# [GIVEN RECORDS]
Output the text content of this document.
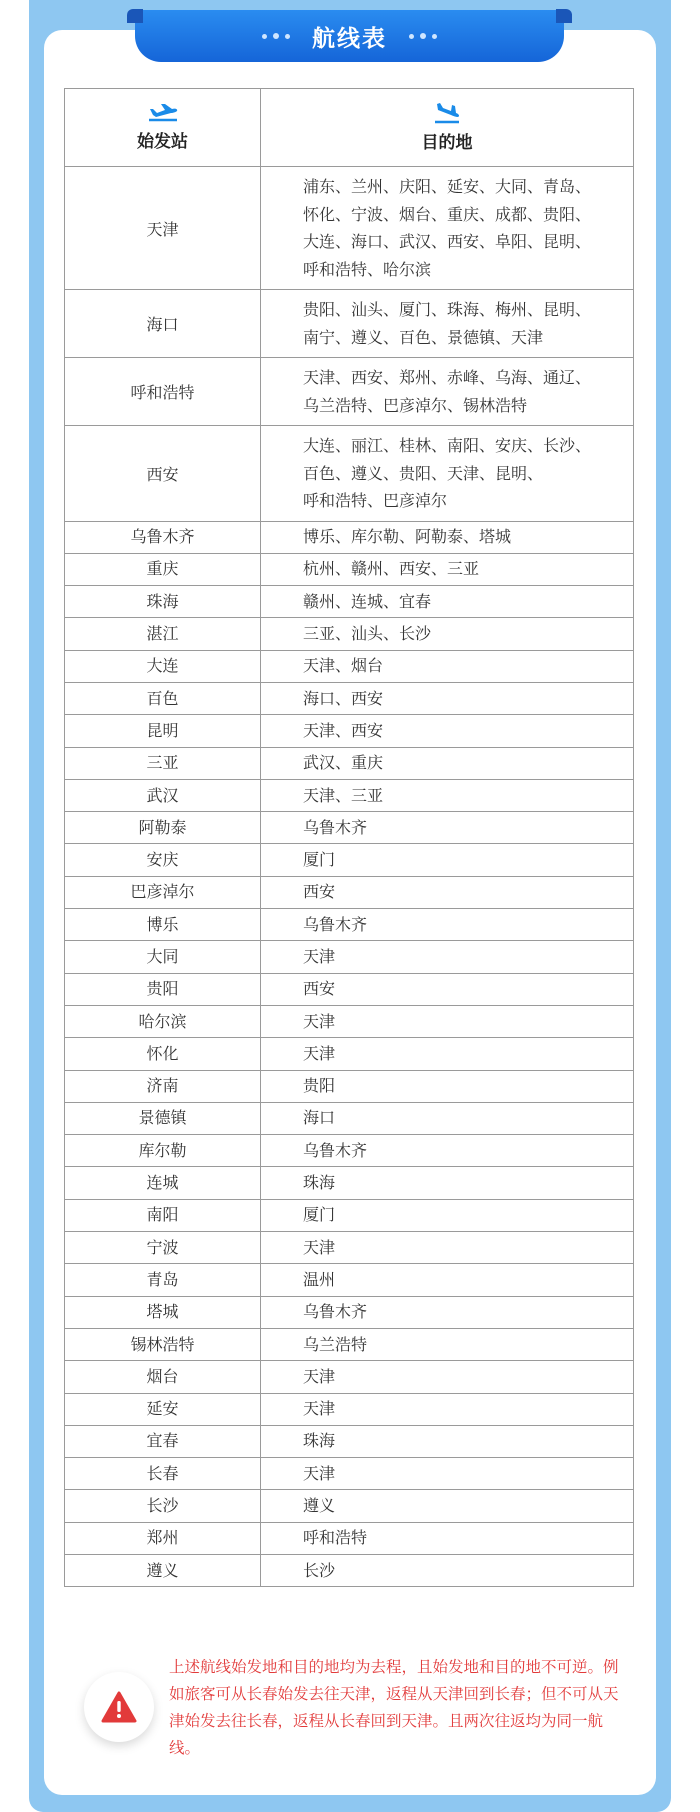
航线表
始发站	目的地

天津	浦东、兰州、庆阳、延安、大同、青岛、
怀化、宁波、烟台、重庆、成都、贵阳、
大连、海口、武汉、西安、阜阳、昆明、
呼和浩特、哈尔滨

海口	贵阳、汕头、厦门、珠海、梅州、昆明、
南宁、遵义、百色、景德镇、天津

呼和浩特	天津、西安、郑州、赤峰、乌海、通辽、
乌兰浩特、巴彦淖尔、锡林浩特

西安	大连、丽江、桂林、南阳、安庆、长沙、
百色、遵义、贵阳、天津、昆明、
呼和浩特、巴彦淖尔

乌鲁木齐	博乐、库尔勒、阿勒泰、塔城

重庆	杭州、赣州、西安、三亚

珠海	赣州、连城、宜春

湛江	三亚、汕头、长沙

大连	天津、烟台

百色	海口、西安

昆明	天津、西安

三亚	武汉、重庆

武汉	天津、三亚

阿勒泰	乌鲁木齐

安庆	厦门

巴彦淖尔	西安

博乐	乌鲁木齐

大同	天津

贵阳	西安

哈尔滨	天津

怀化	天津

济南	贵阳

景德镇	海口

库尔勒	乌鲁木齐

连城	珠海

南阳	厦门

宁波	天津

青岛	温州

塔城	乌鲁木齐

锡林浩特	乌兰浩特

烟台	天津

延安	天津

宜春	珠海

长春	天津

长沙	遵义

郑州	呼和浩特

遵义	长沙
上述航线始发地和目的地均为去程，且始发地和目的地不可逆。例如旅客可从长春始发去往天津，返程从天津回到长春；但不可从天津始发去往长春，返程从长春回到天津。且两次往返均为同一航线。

* * *

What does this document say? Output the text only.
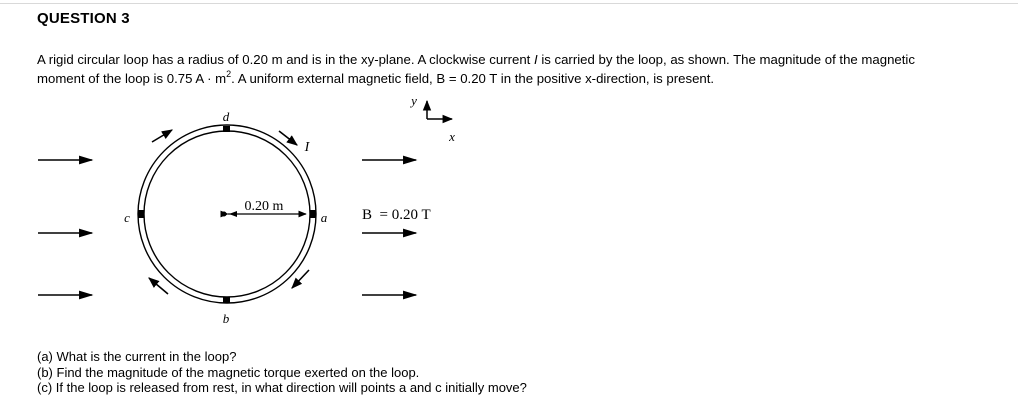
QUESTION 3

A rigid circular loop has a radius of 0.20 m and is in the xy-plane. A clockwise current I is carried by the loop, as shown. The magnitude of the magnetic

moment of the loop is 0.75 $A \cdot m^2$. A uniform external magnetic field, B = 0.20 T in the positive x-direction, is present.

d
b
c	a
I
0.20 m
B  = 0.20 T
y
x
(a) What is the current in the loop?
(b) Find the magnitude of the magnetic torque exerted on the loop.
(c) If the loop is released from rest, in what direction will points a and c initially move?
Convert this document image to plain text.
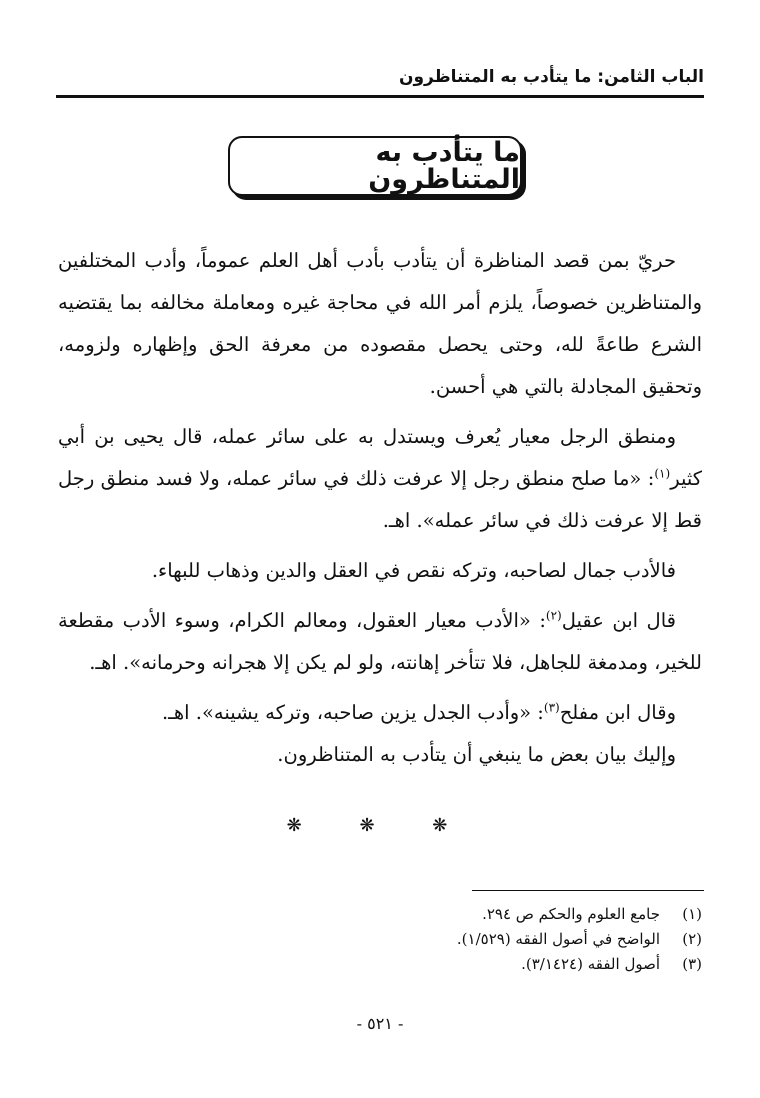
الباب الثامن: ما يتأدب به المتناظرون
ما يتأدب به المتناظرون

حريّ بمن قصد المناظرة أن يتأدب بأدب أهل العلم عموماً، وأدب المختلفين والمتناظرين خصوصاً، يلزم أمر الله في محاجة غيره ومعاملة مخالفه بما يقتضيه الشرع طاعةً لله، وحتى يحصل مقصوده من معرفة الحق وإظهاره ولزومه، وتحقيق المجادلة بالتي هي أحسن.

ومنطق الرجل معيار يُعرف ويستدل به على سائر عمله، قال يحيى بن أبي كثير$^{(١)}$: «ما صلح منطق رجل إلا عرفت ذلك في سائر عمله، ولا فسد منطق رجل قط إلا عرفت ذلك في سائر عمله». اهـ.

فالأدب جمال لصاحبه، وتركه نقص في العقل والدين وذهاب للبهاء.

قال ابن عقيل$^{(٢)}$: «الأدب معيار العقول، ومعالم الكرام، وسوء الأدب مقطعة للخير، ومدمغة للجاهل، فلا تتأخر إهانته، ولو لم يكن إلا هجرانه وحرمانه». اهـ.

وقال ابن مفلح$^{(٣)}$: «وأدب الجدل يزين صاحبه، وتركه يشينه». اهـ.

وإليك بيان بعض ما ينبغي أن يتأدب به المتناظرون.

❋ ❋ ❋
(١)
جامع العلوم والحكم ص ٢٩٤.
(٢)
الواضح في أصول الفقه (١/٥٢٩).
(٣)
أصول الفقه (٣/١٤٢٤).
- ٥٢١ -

--

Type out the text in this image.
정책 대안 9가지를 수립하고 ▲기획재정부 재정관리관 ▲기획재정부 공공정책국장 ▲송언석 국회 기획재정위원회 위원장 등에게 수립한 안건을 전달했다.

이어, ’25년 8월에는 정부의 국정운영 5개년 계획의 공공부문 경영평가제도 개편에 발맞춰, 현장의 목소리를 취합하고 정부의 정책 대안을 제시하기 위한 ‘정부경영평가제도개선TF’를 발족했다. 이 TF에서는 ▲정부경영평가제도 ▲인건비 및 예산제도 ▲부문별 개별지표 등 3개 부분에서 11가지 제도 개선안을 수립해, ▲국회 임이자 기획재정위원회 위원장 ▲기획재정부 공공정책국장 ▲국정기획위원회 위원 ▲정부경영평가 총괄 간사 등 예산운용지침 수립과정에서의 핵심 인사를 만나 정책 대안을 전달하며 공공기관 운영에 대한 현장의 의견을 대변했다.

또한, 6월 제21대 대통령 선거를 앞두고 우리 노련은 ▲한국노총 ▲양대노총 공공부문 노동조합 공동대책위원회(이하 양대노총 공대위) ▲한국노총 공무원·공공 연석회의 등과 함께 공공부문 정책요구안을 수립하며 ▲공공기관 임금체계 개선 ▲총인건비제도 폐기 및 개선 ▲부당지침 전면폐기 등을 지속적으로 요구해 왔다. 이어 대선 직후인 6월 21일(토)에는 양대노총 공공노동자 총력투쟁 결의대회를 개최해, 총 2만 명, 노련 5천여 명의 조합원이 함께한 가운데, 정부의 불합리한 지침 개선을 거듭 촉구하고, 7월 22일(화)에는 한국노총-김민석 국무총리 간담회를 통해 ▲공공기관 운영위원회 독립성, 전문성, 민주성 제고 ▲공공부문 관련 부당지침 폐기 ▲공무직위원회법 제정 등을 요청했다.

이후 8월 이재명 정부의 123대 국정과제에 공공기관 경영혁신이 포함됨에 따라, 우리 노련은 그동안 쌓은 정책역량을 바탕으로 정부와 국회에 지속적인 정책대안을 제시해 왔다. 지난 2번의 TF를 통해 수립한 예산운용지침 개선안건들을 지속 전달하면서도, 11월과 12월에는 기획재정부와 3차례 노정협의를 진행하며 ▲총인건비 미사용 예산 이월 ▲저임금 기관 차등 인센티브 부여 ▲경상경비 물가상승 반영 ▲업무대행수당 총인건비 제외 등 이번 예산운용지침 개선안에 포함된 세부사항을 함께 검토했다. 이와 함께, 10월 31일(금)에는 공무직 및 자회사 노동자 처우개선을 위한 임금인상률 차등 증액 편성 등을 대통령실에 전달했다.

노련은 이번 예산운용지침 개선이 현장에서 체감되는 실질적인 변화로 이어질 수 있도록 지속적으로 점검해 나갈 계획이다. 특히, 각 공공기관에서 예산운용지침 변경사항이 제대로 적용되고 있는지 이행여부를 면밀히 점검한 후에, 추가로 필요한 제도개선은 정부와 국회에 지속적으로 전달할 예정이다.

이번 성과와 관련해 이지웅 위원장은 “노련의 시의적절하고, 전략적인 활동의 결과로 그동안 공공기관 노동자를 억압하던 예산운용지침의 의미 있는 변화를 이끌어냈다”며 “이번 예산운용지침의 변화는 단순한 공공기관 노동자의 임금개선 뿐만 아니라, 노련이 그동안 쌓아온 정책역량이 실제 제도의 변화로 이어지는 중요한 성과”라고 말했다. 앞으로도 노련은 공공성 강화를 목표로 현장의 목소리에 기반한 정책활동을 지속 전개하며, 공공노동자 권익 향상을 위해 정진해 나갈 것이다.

# [GOAL]
Reply with only the number of lines in the entries that contain the word "current".

# [SOLUTION TO THIS PROBLEM]
2